● **EXCERPTED DATA**
%%
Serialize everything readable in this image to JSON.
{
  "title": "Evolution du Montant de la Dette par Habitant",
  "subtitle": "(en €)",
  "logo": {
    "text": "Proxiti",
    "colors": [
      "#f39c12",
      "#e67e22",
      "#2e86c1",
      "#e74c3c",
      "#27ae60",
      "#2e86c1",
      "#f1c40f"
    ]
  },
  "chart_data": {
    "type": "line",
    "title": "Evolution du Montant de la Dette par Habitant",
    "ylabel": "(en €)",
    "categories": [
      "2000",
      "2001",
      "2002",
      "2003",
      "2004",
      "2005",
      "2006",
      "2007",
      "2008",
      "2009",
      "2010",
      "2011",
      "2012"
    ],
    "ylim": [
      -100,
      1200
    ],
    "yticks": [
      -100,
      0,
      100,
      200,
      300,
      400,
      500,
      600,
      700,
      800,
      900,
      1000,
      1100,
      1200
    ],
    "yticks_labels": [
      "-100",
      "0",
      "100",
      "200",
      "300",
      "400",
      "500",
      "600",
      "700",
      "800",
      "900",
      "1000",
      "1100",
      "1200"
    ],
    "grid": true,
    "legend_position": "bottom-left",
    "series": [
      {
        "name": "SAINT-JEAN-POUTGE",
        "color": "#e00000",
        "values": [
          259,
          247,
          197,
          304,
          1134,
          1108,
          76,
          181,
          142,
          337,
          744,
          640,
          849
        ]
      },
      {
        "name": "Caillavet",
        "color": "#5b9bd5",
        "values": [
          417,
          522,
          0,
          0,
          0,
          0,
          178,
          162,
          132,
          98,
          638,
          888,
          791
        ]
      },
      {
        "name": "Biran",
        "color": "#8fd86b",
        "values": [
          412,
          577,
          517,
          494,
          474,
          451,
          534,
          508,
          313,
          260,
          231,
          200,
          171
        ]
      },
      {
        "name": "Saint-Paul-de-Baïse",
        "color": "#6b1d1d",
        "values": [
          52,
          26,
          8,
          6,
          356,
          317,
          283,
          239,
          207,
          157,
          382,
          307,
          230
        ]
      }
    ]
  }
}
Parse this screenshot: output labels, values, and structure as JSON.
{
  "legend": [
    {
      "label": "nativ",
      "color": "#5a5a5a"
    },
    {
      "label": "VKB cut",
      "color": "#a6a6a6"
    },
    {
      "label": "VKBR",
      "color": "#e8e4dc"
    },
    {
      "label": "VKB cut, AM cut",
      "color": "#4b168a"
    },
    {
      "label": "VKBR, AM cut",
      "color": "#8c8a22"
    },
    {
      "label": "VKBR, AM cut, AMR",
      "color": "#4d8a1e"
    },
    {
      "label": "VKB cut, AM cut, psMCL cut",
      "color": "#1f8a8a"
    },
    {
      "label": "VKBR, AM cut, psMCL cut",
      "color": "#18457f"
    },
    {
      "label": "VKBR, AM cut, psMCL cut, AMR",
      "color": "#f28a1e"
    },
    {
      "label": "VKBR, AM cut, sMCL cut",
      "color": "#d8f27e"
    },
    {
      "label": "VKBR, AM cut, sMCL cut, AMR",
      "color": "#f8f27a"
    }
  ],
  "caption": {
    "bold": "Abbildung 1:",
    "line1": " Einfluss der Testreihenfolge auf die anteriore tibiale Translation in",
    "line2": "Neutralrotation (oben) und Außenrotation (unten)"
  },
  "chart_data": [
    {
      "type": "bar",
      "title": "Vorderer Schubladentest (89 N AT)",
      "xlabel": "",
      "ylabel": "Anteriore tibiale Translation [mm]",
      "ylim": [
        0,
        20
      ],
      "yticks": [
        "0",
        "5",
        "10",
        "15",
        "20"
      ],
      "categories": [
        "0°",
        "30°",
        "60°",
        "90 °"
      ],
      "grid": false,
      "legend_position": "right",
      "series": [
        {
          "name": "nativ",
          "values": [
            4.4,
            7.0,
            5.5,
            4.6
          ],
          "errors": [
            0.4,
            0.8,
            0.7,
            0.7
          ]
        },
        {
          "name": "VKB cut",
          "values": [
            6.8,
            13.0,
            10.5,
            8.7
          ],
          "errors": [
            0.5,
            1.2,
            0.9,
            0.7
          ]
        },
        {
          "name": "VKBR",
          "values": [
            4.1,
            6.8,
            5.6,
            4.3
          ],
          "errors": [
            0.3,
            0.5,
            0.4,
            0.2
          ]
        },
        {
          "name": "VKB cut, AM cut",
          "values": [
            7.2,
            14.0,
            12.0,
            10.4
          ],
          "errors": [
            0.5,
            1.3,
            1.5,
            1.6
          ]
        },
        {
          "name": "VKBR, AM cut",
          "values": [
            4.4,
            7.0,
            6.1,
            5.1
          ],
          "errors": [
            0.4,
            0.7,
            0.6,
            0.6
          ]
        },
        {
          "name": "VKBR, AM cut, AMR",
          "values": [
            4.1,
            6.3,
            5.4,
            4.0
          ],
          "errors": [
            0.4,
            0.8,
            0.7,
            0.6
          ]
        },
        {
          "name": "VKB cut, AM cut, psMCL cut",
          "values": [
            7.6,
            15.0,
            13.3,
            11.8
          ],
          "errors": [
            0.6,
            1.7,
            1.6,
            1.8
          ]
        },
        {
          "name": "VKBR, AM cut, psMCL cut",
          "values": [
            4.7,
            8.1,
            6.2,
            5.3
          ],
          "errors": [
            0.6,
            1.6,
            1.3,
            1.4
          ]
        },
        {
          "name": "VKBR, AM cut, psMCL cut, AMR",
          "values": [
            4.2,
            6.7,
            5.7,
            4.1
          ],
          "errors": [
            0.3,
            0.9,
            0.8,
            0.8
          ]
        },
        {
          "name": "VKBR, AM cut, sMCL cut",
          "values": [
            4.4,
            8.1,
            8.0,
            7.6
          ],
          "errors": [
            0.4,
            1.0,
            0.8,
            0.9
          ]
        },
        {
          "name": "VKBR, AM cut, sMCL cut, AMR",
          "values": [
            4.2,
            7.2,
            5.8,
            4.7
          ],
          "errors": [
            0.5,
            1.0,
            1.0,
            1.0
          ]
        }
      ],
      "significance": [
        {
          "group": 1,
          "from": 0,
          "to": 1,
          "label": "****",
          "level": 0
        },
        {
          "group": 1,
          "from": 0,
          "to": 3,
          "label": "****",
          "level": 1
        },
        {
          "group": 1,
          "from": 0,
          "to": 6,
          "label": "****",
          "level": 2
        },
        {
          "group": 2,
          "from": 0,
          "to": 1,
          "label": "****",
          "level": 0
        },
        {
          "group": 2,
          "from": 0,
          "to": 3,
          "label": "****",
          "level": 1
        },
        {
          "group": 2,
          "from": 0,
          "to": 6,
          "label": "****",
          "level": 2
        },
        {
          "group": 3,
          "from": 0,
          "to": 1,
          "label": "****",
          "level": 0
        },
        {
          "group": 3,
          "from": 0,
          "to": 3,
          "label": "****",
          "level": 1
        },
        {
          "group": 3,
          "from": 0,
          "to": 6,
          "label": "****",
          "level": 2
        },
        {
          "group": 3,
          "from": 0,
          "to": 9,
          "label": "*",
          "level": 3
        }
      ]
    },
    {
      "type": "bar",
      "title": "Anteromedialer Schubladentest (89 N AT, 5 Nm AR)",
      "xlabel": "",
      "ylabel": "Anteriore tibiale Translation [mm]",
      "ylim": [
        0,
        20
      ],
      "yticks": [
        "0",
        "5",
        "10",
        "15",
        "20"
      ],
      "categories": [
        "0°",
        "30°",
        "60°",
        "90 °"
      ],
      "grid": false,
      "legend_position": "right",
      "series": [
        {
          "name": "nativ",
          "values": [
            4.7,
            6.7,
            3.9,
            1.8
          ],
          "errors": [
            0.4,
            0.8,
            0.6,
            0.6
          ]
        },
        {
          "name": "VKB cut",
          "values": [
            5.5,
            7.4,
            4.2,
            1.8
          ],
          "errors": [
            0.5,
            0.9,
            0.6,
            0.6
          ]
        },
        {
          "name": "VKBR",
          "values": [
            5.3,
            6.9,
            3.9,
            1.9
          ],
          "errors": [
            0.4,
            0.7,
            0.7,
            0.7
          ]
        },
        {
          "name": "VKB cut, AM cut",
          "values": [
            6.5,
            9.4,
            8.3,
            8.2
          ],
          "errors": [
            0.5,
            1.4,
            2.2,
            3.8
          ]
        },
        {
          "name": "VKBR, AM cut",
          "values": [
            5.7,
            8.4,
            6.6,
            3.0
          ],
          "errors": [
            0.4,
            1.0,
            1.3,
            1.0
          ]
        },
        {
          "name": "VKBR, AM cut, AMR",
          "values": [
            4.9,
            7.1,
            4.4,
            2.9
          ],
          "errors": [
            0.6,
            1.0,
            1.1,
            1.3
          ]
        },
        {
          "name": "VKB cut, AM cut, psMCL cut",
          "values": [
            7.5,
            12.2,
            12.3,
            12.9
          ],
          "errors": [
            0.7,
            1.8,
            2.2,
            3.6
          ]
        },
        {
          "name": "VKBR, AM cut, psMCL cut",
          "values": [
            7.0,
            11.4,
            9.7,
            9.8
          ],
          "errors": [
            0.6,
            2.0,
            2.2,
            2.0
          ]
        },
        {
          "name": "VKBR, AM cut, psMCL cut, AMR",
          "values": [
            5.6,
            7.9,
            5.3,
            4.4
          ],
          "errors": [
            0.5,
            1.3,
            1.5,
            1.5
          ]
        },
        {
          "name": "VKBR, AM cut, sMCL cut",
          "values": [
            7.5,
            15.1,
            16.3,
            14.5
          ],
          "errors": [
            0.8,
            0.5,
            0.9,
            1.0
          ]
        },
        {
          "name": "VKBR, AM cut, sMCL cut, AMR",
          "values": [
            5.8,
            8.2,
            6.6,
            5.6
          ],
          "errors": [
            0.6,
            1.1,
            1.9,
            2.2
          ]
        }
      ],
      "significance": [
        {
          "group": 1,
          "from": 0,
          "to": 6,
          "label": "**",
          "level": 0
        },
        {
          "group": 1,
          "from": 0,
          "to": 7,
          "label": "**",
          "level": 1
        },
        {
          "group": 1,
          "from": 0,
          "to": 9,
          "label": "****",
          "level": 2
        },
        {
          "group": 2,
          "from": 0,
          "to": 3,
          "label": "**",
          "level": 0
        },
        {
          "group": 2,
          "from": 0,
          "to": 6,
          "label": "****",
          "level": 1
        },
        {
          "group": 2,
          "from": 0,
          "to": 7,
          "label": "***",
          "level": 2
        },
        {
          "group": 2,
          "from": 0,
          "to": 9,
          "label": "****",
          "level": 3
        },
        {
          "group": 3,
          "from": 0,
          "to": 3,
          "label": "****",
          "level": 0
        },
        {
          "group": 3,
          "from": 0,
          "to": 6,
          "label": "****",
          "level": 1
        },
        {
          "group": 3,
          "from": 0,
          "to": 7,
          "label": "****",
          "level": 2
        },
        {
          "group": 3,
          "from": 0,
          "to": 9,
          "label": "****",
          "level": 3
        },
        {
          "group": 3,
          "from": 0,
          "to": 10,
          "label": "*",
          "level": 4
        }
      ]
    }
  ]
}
%%
● **WORK TO BE COMPLETED**
Select and copy every line of the listing with the word "Evolution".

● **REPLY TO THE TASK**
  "title": "Evolution du Montant de la Dette par Habitant",
    "title": "Evolution du Montant de la Dette par Habitant",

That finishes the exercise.